The problem: Rewrite the records as a Markdown table with the columns Row and Line, starting at the first line of the records and ending at the line that contains "shfe-position-bar (112, 248, 114, 254)", both included. Number each line in order and leave out blank lines.

Data supplied:
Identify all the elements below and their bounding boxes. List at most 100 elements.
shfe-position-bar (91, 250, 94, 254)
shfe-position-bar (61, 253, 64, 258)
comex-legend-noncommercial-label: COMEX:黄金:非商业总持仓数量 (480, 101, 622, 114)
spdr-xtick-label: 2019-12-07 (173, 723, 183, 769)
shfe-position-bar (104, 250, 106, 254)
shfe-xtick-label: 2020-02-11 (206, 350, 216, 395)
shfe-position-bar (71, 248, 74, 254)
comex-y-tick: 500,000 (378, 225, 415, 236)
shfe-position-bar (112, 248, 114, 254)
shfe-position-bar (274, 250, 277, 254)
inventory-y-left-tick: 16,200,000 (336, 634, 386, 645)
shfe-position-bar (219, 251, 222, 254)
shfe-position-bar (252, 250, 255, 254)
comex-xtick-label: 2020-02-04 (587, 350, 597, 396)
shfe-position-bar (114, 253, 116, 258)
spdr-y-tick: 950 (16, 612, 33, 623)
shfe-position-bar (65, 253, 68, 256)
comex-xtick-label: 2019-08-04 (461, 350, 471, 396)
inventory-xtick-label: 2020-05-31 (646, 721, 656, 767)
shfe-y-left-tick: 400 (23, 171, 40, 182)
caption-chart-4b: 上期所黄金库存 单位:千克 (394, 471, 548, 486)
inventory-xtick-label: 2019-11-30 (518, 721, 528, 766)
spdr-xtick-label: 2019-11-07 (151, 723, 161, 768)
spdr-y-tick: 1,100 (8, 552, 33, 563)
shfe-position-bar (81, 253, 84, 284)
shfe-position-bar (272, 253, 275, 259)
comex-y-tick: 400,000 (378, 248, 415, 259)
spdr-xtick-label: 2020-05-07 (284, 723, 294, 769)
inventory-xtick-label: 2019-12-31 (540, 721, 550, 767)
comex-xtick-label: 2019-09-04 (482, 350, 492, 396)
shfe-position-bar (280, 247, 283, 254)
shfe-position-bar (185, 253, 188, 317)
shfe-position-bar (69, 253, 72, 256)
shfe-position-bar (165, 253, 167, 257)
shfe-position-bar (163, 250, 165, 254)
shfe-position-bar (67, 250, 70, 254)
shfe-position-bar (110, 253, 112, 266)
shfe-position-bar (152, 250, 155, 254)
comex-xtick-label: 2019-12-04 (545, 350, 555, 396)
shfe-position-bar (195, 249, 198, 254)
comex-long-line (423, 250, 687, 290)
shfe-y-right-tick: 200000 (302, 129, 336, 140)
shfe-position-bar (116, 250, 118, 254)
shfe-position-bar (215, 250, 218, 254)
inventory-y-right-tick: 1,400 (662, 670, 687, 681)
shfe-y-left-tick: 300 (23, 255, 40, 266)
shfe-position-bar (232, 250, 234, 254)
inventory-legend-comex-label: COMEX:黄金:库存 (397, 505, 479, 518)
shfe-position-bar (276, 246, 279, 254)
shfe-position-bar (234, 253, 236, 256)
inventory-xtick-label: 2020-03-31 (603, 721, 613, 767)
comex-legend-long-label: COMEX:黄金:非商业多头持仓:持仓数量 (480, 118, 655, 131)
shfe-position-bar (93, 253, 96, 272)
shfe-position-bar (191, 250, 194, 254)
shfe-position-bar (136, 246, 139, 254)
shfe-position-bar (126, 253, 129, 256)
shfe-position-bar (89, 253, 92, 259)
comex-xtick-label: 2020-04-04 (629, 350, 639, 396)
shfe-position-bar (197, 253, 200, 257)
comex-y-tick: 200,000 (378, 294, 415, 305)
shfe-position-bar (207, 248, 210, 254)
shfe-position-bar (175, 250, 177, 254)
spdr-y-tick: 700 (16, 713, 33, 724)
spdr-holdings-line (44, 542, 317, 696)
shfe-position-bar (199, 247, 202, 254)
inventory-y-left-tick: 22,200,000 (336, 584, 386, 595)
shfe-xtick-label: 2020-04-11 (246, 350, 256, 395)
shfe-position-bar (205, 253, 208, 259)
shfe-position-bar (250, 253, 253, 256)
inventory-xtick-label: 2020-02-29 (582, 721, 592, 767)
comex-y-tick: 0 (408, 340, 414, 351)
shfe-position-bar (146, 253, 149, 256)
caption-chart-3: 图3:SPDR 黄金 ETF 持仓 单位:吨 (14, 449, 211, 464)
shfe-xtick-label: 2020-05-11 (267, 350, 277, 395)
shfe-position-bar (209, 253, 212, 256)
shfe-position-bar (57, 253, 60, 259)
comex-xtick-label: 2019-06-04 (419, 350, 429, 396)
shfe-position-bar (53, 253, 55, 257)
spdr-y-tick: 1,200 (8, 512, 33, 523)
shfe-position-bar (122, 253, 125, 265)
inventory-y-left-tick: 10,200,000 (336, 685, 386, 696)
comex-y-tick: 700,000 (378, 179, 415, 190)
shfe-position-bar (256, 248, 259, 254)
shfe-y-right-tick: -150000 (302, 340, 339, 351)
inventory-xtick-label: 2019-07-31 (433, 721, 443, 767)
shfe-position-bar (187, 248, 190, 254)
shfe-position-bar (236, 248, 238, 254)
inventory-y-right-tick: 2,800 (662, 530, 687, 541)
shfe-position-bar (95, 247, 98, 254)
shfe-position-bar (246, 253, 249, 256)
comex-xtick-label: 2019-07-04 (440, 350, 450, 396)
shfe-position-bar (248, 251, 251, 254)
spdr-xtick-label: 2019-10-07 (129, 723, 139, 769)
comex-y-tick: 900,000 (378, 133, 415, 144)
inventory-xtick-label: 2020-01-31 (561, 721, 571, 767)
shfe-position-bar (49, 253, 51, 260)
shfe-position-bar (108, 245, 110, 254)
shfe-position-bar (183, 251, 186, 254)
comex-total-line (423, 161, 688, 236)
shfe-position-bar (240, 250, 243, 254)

Response to the task:
| Row | Line |
|---|---|
| 1 | Identify all the elements below and their bounding boxes. List at most 100 elements. |
| 2 | shfe-position-bar (91, 250, 94, 254) |
| 3 | shfe-position-bar (61, 253, 64, 258) |
| 4 | comex-legend-noncommercial-label: COMEX:黄金:非商业总持仓数量 (480, 101, 622, 114) |
| 5 | spdr-xtick-label: 2019-12-07 (173, 723, 183, 769) |
| 6 | shfe-position-bar (104, 250, 106, 254) |
| 7 | shfe-xtick-label: 2020-02-11 (206, 350, 216, 395) |
| 8 | shfe-position-bar (71, 248, 74, 254) |
| 9 | comex-y-tick: 500,000 (378, 225, 415, 236) |
| 10 | shfe-position-bar (112, 248, 114, 254) |